EXTRACTED RECORDS:
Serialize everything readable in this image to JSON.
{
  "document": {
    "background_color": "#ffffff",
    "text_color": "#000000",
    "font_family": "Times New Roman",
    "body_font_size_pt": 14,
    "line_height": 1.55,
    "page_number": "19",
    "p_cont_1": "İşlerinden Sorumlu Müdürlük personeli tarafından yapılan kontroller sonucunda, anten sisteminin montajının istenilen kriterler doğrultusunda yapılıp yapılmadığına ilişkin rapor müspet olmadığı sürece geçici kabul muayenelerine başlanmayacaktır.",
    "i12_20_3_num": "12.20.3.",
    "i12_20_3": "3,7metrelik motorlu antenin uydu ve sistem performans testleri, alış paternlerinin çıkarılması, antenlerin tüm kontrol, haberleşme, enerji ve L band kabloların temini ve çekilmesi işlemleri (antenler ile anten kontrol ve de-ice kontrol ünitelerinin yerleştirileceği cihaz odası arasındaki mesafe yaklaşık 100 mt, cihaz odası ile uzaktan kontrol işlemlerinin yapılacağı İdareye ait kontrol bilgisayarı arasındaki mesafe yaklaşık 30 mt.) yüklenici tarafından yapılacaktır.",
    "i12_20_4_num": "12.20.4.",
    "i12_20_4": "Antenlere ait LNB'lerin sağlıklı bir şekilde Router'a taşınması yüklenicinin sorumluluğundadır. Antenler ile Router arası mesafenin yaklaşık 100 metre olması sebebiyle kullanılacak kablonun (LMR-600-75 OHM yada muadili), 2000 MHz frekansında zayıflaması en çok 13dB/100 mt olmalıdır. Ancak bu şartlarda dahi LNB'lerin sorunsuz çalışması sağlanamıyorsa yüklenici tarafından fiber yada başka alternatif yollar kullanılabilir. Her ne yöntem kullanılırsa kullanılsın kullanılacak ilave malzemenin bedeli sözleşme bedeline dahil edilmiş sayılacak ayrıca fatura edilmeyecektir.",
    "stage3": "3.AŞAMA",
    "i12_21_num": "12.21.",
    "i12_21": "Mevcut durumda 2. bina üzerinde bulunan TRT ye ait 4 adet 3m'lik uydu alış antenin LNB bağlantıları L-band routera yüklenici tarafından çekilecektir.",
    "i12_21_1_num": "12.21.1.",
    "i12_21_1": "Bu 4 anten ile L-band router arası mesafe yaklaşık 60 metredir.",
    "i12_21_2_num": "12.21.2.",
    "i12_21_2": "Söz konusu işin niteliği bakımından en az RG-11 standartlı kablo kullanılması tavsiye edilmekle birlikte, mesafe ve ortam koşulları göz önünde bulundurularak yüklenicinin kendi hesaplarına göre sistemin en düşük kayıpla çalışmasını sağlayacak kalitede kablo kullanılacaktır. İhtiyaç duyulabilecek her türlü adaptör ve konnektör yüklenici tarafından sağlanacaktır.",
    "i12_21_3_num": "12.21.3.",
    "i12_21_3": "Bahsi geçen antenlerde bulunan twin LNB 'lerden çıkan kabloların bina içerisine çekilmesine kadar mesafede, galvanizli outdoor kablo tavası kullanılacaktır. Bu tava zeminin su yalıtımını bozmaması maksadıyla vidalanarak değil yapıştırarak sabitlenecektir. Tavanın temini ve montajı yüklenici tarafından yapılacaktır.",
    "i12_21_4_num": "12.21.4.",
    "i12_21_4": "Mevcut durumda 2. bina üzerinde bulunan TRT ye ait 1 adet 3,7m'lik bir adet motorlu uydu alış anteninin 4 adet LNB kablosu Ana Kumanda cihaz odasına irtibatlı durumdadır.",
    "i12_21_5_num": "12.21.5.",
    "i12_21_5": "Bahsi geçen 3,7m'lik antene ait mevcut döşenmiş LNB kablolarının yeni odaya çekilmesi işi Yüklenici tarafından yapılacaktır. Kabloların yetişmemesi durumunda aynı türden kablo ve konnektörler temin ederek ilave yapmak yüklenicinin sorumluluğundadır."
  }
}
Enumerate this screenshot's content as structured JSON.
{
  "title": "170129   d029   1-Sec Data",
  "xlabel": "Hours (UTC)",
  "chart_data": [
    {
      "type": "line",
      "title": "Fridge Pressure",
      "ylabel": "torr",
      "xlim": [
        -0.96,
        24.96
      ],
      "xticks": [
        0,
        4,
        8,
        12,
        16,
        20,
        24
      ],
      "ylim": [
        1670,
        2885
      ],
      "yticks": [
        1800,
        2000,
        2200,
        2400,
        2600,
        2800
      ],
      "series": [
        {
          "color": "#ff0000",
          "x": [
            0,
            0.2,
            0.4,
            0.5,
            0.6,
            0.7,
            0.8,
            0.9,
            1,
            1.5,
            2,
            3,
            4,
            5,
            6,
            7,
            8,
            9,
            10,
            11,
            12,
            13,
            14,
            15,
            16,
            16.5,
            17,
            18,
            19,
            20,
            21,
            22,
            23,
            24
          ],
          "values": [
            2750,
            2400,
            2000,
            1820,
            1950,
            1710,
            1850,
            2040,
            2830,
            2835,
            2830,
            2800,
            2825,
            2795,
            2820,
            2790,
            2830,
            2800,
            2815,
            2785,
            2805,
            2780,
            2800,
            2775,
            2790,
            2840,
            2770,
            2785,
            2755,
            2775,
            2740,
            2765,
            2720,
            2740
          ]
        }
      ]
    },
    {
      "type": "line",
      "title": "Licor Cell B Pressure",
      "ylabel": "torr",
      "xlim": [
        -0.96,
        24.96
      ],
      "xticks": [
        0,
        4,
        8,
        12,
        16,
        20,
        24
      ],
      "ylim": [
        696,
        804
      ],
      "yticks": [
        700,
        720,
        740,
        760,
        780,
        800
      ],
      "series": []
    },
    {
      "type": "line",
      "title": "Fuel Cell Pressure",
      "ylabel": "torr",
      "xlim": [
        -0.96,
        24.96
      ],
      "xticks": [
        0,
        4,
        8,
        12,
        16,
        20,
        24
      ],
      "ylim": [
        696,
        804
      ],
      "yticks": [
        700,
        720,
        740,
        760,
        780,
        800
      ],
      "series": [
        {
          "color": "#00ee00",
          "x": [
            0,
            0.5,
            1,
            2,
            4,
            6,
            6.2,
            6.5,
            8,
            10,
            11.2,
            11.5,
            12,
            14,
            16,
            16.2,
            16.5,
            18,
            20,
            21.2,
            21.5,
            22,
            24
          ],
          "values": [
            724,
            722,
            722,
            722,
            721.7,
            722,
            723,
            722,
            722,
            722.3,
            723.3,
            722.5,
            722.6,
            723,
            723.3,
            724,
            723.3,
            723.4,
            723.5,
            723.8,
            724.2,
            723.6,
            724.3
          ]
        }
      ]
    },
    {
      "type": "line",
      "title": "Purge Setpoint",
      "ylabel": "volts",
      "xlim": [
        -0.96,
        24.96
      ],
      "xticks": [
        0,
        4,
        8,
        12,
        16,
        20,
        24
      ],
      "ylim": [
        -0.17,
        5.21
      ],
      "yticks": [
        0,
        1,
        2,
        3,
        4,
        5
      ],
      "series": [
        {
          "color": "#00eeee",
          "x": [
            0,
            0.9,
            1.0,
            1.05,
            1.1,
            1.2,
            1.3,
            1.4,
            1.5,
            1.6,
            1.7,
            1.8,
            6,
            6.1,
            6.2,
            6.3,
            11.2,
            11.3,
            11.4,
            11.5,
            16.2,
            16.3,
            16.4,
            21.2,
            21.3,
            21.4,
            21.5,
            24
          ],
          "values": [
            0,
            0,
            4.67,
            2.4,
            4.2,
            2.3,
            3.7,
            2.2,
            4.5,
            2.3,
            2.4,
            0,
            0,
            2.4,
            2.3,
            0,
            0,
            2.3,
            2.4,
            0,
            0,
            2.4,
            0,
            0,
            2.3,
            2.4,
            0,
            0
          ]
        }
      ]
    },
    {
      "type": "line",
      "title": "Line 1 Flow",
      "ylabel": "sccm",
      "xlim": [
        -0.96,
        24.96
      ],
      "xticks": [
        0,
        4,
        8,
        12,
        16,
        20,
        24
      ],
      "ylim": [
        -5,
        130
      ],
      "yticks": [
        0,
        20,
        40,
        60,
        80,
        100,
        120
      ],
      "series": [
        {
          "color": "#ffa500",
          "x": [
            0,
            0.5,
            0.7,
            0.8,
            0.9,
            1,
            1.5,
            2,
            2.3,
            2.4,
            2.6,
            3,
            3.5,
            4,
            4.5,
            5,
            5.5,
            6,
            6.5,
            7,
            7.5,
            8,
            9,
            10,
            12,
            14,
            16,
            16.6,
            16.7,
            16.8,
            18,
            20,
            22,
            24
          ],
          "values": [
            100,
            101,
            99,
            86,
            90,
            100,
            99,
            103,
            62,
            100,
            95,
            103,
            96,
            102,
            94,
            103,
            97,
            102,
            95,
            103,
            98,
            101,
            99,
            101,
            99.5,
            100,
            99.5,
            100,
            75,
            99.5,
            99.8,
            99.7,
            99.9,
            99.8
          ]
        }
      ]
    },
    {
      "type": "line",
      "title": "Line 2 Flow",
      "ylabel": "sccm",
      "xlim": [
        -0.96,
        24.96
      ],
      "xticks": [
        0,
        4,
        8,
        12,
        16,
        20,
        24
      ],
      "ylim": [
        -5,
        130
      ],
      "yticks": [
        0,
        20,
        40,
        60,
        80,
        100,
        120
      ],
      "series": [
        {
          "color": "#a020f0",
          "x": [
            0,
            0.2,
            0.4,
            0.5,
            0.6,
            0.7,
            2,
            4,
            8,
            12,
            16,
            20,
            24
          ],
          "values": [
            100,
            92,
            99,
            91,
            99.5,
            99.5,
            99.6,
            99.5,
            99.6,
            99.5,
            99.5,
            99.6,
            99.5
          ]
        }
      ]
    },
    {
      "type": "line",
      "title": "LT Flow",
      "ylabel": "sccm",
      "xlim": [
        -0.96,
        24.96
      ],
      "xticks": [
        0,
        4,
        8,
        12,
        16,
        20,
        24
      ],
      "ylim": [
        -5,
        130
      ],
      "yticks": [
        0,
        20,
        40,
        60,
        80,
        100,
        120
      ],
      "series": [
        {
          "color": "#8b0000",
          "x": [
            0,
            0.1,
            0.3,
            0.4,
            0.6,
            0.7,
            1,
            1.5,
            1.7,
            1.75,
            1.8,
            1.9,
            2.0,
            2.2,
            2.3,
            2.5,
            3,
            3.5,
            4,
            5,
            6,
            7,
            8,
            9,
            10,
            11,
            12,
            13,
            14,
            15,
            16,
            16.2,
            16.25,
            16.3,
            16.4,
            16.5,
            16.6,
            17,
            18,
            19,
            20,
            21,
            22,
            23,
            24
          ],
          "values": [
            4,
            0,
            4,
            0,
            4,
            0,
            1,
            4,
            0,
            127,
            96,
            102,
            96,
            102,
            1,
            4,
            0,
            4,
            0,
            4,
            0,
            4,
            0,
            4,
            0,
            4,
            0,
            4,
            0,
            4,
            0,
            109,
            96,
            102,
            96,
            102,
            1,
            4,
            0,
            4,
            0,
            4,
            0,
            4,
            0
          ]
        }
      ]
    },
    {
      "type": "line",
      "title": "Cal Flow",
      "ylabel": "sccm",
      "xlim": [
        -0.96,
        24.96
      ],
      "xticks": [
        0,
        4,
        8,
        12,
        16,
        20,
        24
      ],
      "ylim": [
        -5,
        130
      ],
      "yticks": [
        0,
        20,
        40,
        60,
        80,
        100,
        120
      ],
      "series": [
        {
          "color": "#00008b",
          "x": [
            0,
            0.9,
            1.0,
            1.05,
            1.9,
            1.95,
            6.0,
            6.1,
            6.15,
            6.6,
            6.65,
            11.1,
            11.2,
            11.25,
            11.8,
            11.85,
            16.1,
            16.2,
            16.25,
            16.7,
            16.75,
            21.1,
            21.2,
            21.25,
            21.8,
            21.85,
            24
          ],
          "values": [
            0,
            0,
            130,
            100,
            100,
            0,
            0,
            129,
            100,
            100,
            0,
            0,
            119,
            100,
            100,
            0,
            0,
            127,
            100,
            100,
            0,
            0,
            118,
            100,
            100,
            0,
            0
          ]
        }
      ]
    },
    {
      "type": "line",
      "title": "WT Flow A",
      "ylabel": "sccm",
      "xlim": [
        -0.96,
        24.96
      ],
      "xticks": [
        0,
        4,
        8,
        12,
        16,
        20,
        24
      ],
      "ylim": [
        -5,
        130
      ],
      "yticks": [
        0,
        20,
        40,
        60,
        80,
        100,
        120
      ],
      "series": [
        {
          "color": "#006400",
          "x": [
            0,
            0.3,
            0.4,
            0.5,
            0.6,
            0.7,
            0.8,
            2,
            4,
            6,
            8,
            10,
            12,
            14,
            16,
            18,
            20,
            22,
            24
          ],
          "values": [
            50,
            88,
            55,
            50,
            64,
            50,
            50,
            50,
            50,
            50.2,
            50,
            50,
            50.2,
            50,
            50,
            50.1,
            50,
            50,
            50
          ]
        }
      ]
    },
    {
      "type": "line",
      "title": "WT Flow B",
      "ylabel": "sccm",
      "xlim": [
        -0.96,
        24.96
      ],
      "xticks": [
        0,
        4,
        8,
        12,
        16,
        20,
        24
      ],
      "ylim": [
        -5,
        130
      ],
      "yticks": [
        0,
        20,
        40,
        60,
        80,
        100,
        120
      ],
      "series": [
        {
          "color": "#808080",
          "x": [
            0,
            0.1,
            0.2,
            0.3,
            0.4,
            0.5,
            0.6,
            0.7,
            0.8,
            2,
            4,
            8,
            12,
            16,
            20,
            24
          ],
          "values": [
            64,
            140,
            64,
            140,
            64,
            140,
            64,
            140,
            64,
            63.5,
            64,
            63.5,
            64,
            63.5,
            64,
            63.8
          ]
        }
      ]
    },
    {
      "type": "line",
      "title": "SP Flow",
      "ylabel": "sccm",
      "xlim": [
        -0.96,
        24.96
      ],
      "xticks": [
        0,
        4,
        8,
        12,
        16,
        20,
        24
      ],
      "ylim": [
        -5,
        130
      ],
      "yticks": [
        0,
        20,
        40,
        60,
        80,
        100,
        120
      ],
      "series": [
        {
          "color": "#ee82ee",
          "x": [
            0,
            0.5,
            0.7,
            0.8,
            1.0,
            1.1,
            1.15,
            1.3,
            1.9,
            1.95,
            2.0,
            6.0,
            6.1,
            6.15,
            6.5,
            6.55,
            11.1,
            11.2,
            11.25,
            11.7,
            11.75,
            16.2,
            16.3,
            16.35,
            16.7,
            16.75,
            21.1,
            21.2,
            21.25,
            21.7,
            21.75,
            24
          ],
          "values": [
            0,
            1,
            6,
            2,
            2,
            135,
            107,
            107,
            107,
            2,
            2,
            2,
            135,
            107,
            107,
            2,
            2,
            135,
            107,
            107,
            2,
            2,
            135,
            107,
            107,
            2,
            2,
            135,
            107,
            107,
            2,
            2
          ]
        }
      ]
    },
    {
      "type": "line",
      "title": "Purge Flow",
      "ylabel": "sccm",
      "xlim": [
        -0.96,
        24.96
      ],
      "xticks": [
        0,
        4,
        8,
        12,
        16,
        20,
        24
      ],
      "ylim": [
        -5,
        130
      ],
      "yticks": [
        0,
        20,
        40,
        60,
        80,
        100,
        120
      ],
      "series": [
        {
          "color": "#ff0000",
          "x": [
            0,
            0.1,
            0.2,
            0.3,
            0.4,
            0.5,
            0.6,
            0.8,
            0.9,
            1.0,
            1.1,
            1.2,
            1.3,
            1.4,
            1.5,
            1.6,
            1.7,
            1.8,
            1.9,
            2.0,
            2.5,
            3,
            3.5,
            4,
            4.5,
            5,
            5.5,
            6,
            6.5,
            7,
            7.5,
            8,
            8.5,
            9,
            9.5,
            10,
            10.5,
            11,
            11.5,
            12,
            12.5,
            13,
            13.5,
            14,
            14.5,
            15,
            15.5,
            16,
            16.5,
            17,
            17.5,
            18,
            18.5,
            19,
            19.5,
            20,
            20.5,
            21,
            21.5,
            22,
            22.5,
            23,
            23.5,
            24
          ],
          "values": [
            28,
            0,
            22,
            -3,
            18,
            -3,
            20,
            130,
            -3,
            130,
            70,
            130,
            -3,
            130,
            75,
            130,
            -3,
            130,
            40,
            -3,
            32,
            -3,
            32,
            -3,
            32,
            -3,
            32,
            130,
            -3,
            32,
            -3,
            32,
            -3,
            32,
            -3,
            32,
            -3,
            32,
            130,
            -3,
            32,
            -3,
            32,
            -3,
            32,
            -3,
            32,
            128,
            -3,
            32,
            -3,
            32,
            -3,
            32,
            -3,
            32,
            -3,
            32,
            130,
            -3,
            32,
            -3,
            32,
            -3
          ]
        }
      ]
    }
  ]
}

EXERCISE DETAILS:
Look above for lines with the word "cihaz" and copy them all.

RESULT OF THIS TASK:
    "i12_20_3": "3,7metrelik motorlu antenin uydu ve sistem performans testleri, alış paternlerinin çıkarılması, antenlerin tüm kontrol, haberleşme, enerji ve L band kabloların temini ve çekilmesi işlemleri (antenler ile anten kontrol ve de-ice kontrol ünitelerinin yerleştirileceği cihaz odası arasındaki mesafe yaklaşık 100 mt, cihaz odası ile uzaktan kontrol işlemlerinin yapılacağı İdareye ait kontrol bilgisayarı arasındaki mesafe yaklaşık 30 mt.) yüklenici tarafından yapılacaktır.",
    "i12_21_4": "Mevcut durumda 2. bina üzerinde bulunan TRT ye ait 1 adet 3,7m'lik bir adet motorlu uydu alış anteninin 4 adet LNB kablosu Ana Kumanda cihaz odasına irtibatlı durumdadır.",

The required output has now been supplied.